In the material below, the lines containing the word "Read" are required; copy each of them.

** start Material for the task **

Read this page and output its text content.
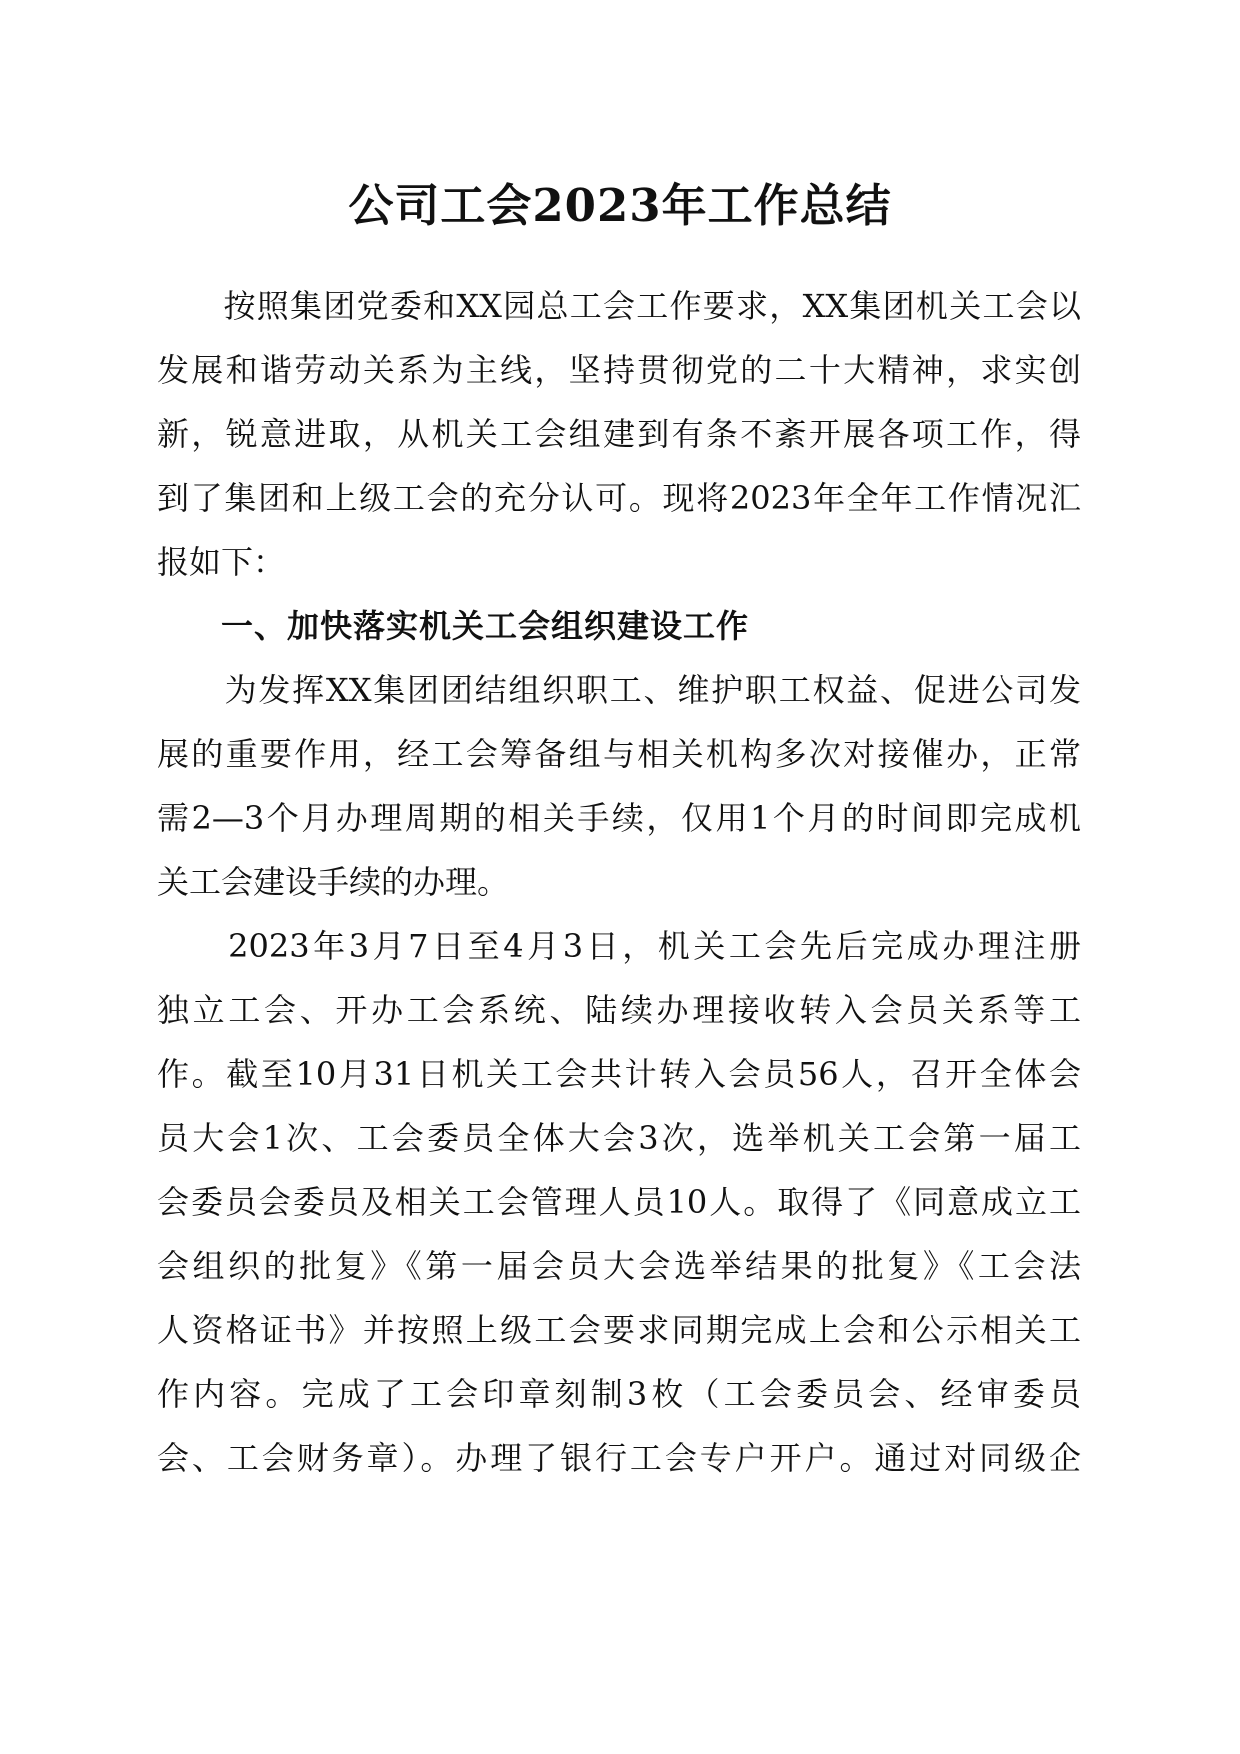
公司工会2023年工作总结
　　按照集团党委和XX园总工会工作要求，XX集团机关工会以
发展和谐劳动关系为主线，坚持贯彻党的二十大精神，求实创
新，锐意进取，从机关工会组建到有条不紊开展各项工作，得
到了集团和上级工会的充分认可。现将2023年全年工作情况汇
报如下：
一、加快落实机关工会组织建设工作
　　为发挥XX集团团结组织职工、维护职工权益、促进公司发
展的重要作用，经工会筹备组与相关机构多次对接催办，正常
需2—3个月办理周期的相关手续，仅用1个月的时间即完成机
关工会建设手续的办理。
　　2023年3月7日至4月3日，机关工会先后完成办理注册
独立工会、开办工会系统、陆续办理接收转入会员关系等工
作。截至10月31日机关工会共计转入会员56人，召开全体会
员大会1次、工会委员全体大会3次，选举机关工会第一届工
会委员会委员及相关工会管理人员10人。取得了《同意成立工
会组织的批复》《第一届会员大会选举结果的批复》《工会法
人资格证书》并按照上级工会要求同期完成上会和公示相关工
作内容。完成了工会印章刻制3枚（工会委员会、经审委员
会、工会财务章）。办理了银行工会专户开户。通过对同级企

** end Material for the task **
** start Material for the task **

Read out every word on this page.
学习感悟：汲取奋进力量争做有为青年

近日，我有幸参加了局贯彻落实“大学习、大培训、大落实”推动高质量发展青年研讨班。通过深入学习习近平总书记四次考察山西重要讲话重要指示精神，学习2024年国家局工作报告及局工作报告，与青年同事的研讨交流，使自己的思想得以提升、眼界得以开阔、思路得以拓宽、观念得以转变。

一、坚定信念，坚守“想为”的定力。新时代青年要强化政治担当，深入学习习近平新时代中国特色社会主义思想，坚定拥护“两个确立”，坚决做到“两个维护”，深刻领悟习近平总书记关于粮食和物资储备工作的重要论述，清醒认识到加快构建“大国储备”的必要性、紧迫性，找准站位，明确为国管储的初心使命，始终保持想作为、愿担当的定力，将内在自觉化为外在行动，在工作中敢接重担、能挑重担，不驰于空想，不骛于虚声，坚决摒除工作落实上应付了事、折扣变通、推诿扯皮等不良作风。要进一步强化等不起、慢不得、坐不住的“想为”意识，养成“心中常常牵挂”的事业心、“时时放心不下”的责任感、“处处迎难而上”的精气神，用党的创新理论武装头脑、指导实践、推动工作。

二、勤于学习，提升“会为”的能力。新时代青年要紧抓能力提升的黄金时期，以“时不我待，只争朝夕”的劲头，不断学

** end Material for the task **

● **Solved problem**
Read this page and output its text content.
Read out every word on this page.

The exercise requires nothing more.